■ EXERCISE INPUTS
━━━━
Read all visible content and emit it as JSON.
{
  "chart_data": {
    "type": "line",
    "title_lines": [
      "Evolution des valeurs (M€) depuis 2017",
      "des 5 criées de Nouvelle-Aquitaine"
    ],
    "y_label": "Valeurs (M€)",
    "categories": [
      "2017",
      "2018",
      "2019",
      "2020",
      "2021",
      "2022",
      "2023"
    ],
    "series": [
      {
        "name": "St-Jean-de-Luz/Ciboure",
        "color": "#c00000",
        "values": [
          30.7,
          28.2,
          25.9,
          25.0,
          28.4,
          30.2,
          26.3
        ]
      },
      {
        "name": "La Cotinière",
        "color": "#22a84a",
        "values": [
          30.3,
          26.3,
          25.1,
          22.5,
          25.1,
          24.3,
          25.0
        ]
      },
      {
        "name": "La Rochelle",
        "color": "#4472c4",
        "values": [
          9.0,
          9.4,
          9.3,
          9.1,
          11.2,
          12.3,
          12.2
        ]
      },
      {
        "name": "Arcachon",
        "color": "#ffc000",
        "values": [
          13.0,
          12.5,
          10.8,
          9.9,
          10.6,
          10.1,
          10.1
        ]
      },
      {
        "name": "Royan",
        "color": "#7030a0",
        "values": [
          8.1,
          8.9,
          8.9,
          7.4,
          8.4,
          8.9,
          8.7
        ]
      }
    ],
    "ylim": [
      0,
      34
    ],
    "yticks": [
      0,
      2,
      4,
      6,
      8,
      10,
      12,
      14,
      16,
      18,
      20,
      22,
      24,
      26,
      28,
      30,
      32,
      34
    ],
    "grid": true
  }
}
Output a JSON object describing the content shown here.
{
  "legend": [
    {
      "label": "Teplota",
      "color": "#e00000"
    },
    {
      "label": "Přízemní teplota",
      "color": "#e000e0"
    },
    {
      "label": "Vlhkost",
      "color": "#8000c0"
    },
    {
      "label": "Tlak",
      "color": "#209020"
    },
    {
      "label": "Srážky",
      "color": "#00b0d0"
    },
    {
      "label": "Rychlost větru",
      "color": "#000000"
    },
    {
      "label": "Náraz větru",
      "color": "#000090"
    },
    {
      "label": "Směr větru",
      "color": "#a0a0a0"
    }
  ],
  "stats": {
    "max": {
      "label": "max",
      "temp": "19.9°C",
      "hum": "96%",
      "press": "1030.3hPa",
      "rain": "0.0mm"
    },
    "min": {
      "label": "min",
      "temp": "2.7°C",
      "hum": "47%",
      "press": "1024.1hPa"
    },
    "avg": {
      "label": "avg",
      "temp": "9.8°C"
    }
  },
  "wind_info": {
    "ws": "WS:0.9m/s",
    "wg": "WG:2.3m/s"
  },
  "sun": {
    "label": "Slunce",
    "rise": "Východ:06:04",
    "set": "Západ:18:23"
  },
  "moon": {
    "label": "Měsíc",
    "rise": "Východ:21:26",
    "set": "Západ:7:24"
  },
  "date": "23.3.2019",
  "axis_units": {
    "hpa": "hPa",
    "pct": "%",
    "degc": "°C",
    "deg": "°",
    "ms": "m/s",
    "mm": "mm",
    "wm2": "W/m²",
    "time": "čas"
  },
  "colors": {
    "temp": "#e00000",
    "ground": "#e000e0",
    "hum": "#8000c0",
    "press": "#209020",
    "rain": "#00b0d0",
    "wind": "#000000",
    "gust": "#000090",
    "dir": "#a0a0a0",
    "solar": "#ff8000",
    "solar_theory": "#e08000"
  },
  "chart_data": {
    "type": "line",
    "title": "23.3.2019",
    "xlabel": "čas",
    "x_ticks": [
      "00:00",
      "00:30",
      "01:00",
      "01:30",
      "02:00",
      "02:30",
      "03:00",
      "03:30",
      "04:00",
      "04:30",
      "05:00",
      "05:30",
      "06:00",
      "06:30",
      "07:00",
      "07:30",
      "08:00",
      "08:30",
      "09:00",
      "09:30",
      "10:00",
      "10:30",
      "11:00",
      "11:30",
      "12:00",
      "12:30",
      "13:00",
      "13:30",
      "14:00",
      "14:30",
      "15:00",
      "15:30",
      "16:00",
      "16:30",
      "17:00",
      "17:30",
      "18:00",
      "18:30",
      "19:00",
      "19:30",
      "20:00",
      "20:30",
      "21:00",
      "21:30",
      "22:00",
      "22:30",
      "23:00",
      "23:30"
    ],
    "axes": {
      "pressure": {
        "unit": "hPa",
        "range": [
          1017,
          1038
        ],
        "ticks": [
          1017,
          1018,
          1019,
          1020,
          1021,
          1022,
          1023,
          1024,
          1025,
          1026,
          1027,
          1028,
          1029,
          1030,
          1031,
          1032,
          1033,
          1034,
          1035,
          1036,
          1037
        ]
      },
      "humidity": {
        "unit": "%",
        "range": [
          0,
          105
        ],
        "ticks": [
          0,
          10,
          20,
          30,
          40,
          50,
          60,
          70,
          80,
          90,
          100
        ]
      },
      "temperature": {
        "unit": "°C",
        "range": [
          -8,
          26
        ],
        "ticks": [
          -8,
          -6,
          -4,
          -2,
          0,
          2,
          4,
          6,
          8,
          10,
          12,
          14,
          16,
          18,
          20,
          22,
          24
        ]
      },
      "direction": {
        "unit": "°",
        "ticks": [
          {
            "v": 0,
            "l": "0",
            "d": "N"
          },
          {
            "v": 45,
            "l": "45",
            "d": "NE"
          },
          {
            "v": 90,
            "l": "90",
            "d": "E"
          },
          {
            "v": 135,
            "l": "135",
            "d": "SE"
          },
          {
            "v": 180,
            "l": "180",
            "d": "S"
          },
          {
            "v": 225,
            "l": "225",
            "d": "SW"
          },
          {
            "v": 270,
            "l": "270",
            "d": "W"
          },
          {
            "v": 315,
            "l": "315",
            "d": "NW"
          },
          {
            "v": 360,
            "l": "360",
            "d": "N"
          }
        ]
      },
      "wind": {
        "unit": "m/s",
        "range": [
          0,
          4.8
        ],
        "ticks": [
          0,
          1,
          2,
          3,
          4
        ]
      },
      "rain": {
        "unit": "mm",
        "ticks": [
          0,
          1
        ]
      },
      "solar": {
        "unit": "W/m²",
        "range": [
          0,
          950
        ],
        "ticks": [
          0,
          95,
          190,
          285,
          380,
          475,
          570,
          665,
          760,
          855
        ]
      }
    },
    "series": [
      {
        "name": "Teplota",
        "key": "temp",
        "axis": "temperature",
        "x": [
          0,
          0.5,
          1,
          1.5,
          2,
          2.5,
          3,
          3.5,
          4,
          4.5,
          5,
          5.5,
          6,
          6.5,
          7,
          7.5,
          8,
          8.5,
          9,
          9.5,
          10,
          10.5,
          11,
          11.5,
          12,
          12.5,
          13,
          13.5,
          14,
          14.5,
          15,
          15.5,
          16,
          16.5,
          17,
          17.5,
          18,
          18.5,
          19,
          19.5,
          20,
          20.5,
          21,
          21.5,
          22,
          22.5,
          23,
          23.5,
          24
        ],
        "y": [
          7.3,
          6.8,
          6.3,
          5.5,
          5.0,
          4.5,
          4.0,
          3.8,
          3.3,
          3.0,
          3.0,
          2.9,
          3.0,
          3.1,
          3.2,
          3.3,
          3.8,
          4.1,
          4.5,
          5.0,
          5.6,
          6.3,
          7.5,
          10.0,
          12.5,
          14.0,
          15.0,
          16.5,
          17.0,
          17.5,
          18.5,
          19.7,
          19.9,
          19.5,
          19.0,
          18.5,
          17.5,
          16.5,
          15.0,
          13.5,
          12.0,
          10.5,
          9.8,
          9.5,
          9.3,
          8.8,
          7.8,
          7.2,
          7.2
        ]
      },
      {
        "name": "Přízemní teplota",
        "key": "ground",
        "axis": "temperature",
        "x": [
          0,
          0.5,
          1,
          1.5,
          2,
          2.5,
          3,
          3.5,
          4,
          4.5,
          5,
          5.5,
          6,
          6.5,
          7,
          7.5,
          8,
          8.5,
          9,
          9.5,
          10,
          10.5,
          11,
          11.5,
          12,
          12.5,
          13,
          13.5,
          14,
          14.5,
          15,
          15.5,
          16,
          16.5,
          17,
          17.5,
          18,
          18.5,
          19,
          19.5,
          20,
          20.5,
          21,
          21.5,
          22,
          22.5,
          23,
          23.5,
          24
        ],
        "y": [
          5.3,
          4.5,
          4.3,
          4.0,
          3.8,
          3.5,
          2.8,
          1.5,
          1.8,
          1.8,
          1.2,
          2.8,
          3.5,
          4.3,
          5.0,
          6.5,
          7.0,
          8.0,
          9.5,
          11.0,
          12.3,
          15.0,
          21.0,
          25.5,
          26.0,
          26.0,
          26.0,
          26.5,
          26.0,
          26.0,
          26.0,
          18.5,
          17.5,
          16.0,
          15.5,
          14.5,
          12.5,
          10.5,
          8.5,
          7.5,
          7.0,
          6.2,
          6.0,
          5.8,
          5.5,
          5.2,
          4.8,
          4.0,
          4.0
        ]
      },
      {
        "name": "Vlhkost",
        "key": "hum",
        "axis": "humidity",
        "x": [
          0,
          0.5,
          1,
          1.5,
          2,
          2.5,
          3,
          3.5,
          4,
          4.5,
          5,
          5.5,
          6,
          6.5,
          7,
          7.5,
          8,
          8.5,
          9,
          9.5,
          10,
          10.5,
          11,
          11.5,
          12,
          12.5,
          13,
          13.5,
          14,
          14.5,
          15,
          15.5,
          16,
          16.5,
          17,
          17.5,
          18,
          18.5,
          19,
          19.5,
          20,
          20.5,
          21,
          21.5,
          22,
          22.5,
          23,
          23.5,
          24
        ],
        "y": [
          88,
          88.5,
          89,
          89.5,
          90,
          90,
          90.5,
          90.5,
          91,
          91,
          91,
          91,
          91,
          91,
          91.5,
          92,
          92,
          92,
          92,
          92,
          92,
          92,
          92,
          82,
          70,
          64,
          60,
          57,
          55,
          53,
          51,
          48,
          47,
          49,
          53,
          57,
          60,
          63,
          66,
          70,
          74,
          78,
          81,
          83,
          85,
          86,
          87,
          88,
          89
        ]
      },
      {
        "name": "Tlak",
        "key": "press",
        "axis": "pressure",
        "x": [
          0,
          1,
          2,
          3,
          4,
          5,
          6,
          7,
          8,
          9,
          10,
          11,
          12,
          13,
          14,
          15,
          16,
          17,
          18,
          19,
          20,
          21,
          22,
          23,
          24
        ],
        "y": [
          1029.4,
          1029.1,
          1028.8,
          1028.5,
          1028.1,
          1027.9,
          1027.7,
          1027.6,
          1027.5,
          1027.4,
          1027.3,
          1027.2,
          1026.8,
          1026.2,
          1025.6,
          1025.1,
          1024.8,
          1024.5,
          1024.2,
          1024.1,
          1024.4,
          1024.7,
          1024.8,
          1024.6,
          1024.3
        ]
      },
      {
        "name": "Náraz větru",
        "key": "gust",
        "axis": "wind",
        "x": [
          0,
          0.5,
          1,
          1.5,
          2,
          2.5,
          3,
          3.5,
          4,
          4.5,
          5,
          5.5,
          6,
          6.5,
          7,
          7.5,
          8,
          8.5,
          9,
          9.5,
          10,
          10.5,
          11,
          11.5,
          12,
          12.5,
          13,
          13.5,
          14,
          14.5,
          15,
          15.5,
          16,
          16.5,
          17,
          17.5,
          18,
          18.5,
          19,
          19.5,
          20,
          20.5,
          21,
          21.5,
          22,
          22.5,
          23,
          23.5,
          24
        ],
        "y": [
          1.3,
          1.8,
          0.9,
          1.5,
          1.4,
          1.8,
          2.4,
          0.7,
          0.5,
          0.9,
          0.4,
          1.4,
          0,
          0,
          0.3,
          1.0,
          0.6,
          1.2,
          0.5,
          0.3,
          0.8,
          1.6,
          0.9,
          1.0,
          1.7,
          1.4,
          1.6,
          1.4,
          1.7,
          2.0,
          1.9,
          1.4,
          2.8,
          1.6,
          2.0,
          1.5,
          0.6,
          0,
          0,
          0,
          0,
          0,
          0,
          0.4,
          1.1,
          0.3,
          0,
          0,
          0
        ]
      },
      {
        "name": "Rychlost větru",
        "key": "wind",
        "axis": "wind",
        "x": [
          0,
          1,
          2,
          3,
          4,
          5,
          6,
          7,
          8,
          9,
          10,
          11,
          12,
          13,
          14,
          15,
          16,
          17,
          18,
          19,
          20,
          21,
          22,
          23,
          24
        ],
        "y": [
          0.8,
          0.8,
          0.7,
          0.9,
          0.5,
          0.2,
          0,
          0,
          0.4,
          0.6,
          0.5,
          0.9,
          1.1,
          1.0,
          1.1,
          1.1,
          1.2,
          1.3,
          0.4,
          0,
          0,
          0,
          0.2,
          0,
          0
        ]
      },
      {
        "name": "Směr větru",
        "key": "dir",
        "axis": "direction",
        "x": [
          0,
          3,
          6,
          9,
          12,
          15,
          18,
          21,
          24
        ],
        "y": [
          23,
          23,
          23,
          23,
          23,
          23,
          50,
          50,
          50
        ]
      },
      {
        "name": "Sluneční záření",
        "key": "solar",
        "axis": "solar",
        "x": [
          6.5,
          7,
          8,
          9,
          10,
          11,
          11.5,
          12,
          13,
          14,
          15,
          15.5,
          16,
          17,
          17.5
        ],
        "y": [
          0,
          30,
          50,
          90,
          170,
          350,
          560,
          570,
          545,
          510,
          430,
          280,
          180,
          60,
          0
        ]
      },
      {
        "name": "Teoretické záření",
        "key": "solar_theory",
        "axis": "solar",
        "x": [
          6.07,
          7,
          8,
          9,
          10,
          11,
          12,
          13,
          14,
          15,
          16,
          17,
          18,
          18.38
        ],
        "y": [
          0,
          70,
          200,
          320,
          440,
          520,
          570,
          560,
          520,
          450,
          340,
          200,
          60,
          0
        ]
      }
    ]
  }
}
━━━━
■ REQUEST
Reply with one number: the count of lines in the entries that include the word "větru".

■ WRITTEN SOLUTION
6